Lines that contain the string "koskevat" are to be copied; leave out all others.

Extracted entries:

## BEGIN

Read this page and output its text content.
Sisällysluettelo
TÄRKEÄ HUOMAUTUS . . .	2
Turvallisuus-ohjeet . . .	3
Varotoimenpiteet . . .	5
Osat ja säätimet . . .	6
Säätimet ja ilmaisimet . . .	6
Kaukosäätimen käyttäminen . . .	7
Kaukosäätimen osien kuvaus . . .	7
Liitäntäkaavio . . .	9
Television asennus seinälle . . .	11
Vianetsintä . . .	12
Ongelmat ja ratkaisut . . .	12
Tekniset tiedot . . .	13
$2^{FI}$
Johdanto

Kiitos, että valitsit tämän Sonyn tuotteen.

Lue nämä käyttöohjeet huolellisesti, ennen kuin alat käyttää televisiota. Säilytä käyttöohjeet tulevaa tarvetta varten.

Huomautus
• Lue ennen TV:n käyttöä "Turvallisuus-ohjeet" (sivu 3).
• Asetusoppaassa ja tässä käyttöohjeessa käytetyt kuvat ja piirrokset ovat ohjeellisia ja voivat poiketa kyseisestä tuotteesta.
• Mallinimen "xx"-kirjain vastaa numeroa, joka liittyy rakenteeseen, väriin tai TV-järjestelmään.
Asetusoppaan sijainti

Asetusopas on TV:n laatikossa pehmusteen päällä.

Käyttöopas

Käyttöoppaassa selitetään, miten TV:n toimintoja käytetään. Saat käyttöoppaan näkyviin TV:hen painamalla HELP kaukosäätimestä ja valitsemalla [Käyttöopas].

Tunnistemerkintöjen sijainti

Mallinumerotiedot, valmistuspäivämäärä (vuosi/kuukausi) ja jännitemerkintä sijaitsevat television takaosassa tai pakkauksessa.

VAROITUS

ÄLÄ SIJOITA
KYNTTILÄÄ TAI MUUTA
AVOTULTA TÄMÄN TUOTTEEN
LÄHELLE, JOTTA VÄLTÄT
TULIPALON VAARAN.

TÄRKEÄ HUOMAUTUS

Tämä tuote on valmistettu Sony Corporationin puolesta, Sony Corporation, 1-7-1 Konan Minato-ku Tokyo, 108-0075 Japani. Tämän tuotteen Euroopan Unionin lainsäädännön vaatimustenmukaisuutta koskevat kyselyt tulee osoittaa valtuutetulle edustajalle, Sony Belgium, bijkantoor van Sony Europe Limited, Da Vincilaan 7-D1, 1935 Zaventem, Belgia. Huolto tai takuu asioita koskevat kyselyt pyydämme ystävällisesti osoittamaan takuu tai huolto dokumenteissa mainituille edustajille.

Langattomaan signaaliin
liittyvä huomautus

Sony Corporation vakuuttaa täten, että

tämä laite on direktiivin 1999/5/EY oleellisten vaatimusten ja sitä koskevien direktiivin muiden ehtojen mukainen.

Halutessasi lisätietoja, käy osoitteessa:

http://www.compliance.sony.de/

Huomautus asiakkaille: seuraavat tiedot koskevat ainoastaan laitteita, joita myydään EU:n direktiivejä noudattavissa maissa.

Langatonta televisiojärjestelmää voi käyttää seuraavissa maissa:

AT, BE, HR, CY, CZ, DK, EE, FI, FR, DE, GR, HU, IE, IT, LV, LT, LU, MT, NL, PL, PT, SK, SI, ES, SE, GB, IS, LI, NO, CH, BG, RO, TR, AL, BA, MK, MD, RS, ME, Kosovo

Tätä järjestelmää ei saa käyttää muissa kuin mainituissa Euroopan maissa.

## END

Exercise solution:
Tämä tuote on valmistettu Sony Corporationin puolesta, Sony Corporation, 1-7-1 Konan Minato-ku Tokyo, 108-0075 Japani. Tämän tuotteen Euroopan Unionin lainsäädännön vaatimustenmukaisuutta koskevat kyselyt tulee osoittaa valtuutetulle edustajalle, Sony Belgium, bijkantoor van Sony Europe Limited, Da Vincilaan 7-D1, 1935 Zaventem, Belgia. Huolto tai takuu asioita koskevat kyselyt pyydämme ystävällisesti osoittamaan takuu tai huolto dokumenteissa mainituille edustajille.
Huomautus asiakkaille: seuraavat tiedot koskevat ainoastaan laitteita, joita myydään EU:n direktiivejä noudattavissa maissa.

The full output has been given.